EXERCISE INSTRUCTIONS >>
**a.** Answer these questions about the forum thread on honoring one's father and mother.
(i) Who started the thread, and on what date?
(ii) Which Bible passage does Scott Bushey quote?
(iii) In verse 36 of that passage, who are said to be a man's foes?
**b.** In the forum thread on honoring one's parents, turn the paragraph beginning "I believe, gentlemen" into a short list that keeps its main points.
**c.** Continue the forum thread on honoring one's father and mother after the last quoted verse.

PASSAGE GIVEN >>
··········

# What is it to "Honor thy Father and thy Mother"?



## LadyFlynt (Jan 10, 2007)

I believe, gentlemen, that distinguishing the outworkings of this phrase may help us in the other thread. Is it dishonoring to not attend a get-together with family? What if you are honoring them and they feel you aren't...ie., they think you are dishonoring them for not attending certain events that truely may interfere with your beliefs. They may think you are dishonoring them if you honor your spouse and disagree with your parent. So WHAT exactly is it to dishonor/honor your parent/s???


----------



## Scott Bushey (Jan 10, 2007)

Please see this quotation in light of harmonious theology:



> Matthew 10:32-38 32 Whosoever therefore shall confess me before men, him will I confess also before my Father which is in heaven. 33 But whosoever shall deny me before men, him will I also deny before my Father which is in heaven. 34 Think not that I am come to send peace on earth: I came not to send peace, but a sword. 35 For I am come to set a man at variance against his father, and the daughter against her mother, and the daughter in law against her mother in law. 36 And a man's foes shall be they of his own household. 37 He that loveth father or mother more than me is not worthy of me: and he that loveth son or daughter more than me is not worthy of me. 38 And he that taketh not his cross, and followeth after me, is not worthy of me.

··········

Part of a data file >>
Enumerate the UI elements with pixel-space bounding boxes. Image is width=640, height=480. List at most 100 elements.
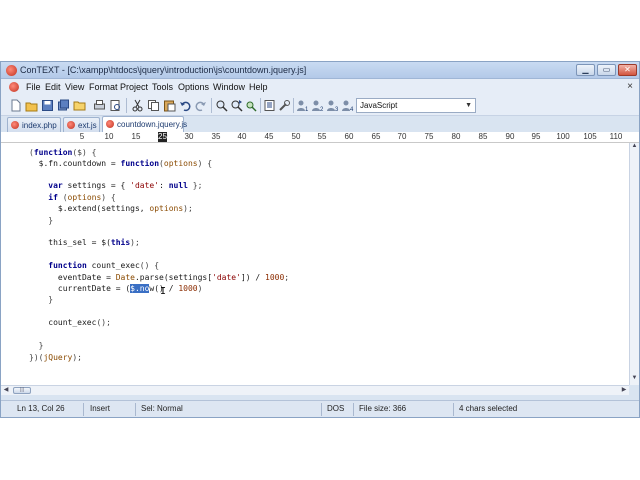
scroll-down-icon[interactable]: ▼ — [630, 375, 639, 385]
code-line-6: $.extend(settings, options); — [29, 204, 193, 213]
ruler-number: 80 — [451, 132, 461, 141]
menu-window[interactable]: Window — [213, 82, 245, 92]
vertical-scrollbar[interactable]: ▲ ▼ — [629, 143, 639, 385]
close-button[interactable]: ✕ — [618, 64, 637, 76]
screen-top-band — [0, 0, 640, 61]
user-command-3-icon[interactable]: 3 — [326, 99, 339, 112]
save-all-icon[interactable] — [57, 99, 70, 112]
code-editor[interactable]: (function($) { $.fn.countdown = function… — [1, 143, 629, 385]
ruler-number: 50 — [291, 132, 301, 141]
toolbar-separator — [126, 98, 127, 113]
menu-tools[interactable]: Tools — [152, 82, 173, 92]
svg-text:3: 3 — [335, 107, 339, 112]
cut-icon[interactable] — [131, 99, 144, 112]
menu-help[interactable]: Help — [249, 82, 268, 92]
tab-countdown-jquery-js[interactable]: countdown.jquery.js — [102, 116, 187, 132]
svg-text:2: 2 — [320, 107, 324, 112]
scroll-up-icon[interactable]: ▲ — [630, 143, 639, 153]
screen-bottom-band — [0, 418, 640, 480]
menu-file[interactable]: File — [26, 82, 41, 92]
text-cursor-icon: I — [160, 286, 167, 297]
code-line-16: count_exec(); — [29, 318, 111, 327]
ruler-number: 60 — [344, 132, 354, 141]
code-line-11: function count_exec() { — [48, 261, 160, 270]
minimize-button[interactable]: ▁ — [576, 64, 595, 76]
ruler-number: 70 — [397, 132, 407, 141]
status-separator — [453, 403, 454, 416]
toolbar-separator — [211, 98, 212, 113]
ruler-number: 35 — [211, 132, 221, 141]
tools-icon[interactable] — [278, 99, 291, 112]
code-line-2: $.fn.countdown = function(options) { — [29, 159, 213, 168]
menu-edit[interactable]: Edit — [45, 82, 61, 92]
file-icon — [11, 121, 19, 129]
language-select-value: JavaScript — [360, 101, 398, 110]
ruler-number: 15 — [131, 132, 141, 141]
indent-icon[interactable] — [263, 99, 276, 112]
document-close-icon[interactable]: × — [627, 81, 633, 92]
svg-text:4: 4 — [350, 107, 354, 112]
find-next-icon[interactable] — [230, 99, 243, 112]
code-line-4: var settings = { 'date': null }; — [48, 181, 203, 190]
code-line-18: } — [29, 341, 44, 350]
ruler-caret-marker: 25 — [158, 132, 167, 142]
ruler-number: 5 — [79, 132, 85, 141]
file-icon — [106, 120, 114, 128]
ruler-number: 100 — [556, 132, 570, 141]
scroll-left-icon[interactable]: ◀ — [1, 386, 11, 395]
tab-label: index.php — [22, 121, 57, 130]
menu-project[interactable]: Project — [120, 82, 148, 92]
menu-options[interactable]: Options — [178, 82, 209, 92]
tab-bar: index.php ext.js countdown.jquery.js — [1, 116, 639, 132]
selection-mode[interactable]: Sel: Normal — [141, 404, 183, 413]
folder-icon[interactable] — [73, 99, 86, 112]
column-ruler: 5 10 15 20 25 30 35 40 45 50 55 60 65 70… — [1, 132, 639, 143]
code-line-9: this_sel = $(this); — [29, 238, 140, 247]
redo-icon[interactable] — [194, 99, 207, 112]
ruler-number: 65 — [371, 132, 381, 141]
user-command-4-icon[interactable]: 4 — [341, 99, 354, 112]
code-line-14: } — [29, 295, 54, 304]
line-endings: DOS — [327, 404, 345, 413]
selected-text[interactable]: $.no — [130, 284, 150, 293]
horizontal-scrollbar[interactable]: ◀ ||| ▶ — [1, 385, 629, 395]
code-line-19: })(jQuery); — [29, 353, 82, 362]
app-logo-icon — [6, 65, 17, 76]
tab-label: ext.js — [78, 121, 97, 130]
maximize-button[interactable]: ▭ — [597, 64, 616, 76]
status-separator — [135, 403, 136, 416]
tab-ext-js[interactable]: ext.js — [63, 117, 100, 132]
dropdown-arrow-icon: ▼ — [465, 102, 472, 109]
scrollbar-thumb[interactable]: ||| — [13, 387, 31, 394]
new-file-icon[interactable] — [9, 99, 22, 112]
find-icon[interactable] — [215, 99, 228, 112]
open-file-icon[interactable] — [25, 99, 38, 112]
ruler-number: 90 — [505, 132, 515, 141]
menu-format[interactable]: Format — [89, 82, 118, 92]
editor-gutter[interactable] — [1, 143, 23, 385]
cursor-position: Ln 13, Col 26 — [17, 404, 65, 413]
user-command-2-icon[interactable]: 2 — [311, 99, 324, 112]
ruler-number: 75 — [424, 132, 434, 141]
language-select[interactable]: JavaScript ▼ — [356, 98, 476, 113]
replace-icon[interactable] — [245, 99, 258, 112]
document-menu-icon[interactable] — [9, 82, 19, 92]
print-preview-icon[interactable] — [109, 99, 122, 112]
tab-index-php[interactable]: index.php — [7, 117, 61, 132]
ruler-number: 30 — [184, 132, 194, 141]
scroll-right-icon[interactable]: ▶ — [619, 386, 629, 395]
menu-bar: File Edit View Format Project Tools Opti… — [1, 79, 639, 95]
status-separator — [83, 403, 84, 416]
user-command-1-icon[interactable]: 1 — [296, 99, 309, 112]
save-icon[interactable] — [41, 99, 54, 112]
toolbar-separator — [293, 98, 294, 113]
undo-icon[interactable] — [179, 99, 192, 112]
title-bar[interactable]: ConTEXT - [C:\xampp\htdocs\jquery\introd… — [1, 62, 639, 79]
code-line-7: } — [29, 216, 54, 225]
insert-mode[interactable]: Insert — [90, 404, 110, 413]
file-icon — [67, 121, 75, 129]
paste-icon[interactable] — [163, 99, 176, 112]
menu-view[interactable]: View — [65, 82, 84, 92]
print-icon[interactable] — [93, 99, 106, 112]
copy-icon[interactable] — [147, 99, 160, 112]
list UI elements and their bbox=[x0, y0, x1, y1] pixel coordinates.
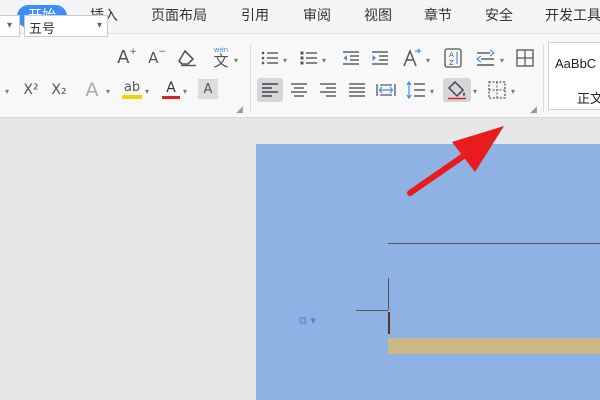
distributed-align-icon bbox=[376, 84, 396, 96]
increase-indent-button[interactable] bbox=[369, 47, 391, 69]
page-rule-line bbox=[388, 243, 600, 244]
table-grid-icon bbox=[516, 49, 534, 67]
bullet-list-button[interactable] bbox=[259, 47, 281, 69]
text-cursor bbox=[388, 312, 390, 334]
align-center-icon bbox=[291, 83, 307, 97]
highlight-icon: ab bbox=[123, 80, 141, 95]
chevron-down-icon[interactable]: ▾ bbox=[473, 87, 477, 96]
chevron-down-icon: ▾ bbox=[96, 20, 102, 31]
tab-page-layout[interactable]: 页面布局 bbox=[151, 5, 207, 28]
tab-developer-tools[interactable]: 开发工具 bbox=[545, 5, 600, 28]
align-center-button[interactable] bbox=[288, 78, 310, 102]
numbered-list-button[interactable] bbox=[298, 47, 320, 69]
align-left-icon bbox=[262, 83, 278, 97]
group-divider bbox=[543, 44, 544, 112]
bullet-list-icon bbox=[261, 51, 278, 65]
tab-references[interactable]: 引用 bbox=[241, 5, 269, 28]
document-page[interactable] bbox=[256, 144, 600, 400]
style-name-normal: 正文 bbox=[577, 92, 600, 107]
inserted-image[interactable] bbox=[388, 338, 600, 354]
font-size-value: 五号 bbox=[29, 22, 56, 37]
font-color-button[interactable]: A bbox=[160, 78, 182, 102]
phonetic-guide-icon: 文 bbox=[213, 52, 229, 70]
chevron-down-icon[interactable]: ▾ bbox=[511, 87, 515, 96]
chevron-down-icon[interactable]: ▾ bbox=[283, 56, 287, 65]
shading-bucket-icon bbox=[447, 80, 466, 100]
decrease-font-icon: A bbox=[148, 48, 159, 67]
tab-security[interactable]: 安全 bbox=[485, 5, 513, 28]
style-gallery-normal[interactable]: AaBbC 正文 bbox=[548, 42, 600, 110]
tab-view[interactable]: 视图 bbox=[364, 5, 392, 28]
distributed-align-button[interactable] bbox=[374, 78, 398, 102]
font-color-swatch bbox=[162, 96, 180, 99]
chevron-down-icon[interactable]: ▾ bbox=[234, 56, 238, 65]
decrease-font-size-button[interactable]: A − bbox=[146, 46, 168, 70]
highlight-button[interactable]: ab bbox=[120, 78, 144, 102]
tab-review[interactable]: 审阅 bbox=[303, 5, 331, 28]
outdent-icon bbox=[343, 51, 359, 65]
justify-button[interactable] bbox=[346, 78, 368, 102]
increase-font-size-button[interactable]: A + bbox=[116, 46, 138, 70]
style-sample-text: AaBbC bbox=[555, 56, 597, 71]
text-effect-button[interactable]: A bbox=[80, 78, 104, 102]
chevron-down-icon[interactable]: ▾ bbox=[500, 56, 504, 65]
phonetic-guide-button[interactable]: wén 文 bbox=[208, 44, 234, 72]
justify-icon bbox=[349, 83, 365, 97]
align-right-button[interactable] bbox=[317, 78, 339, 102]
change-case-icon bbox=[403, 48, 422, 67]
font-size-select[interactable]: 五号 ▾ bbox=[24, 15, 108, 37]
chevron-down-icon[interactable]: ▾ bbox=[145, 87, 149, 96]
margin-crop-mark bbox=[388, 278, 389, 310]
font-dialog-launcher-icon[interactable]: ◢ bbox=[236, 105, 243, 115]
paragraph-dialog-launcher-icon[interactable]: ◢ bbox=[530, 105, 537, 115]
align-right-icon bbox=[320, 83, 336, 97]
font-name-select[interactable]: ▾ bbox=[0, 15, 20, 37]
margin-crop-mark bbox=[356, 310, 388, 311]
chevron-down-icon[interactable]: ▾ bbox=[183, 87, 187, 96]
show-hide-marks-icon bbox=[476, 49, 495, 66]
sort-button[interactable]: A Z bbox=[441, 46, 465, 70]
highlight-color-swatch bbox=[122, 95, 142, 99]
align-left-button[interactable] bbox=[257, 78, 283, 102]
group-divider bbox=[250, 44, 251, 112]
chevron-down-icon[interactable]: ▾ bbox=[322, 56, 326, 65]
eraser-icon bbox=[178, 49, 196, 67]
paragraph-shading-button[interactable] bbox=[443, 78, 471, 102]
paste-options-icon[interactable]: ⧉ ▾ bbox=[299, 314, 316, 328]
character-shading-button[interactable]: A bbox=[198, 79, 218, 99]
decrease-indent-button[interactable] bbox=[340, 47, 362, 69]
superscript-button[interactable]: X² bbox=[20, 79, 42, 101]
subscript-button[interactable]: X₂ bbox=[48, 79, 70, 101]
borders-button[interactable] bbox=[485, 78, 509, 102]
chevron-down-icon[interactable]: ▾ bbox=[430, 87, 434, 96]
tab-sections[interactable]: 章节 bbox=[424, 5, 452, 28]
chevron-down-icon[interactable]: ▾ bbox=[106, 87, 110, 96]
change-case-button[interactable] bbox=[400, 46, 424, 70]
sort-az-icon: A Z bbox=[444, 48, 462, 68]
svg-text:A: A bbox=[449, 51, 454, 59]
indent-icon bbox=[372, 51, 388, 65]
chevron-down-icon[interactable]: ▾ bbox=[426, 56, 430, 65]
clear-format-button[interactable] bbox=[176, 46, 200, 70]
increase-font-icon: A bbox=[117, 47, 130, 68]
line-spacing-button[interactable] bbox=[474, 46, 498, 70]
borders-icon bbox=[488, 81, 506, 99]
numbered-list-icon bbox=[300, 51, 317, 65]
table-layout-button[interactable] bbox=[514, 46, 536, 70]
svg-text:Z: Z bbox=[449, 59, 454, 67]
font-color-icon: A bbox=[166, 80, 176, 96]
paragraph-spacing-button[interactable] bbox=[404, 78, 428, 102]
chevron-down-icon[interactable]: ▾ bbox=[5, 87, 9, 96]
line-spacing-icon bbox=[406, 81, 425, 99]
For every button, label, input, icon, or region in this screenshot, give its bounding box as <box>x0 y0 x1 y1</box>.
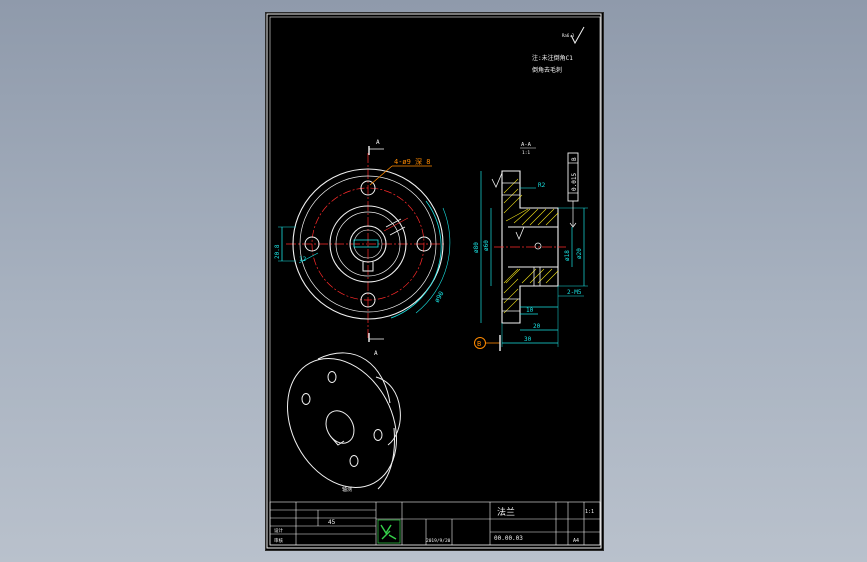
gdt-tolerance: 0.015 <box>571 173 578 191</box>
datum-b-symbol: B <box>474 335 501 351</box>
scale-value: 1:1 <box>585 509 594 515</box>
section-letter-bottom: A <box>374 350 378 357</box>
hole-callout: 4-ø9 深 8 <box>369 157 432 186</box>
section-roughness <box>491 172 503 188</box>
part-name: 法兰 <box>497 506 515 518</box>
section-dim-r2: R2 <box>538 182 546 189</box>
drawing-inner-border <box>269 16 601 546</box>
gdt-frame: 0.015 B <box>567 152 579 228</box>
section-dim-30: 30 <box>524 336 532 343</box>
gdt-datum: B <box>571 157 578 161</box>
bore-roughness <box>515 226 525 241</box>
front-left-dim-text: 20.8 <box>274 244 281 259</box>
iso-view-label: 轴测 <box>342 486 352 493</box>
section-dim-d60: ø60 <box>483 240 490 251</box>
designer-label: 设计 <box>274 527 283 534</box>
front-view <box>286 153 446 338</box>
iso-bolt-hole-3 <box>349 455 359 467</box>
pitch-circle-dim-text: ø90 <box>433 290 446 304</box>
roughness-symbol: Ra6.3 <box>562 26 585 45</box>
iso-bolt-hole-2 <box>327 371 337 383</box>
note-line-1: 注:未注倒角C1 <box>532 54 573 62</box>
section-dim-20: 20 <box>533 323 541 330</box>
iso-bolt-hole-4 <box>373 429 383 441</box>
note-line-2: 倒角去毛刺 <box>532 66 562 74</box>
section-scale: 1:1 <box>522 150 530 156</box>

··········

TASK RESPONSES >>
**a.**
(i) LadyFlynt, on Jan 10, 2007.
(ii) Matthew 10:32-38.
(iii) They of his own household.

**b.**
- Defining how this phrase works out in practice may help in the other thread.
- Is skipping a family get-together dishonoring?
- Parents may feel dishonored when you miss events that truly conflict with your beliefs.
- They may also feel dishonored when you side with your spouse and disagree with them.
- What exactly counts as honoring or dishonoring parents?

**c.**
----------



## toddpedlar (Jan 10, 2007)

LadyFlynt said:


> I believe, gentlemen, that distinguishing the outworkings of this phrase may help us in the other thread. Is it dishonoring to not attend a get-together with family? What if you are honoring them and they feel you aren't...ie., they think you are dishonoring them for not attending certain events that truely may interfere with your beliefs. They may think you are dishonoring them if you honor your spouse and disagree with your parent. So WHAT exactly is it to dishonor/honor your parent/s???



Hi Colleen (my mother's name, btw)

A few thoughts here - totally scattered as is usual for me at this time of the afternoon.

First - honor of parents NEVER takes precedence over honoring God. If your parents are implicitly demanding some kind of behavior as befitting their "honor", and that behavior is contrary to God's precepts, then forget it. Obey God, not men. Their view of what is honorable and dishonorable is moot. 

Second - I'd point you again to James Durham's Treatise on Scandal, for a reminder of something everyone knows already. People sometimes take offense at things that are not properly offenses. This can happen a great deal, particularly if parents are unbelievers, but even if they are. We all carry chips on our shoulders once in a while that have nothing to do with true honor, but only to do with our own priggishness and pride.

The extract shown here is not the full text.